(Collected data)
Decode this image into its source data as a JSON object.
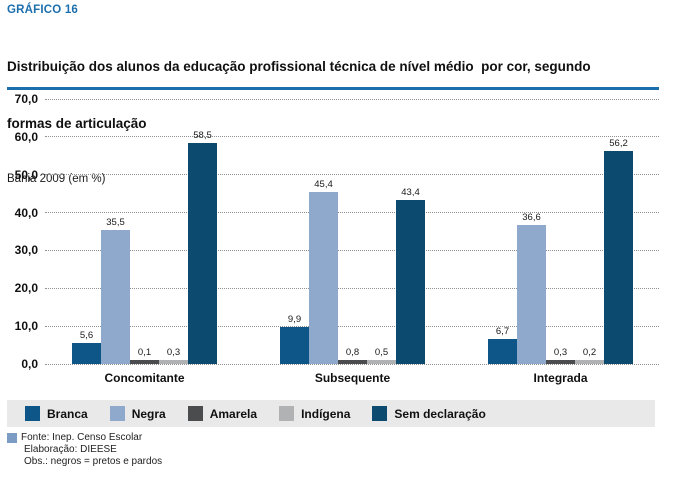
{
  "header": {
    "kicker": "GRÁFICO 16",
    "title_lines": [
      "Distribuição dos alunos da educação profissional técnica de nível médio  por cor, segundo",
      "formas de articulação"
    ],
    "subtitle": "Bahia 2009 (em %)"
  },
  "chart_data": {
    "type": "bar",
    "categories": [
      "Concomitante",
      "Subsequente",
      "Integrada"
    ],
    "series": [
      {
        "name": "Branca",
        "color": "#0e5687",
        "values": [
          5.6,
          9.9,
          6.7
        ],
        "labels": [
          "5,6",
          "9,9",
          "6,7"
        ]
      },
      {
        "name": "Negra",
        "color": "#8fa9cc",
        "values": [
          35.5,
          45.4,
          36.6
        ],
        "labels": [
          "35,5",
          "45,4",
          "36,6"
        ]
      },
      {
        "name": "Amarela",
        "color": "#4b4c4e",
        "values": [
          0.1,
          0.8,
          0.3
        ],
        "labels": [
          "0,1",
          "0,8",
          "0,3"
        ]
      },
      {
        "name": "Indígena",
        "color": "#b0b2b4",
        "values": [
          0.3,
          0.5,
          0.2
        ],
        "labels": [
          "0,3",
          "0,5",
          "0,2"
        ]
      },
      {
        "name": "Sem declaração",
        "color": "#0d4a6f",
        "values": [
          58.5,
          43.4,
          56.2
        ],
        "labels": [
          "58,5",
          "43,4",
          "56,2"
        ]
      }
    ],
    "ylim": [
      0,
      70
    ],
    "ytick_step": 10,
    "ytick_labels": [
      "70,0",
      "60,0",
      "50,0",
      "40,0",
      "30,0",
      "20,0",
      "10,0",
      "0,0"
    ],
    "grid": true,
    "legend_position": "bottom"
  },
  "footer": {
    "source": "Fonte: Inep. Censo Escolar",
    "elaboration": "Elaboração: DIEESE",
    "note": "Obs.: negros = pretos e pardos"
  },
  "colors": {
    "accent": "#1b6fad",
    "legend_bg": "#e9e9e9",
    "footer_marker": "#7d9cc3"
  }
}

WHAT YOU NEED TO DO:
Reproduce every line of the listing above in which the string "name" appears.

ANSWER FOR THE TASK:
        "name": "Branca",
        "name": "Negra",
        "name": "Amarela",
        "name": "Indígena",
        "name": "Sem declaração",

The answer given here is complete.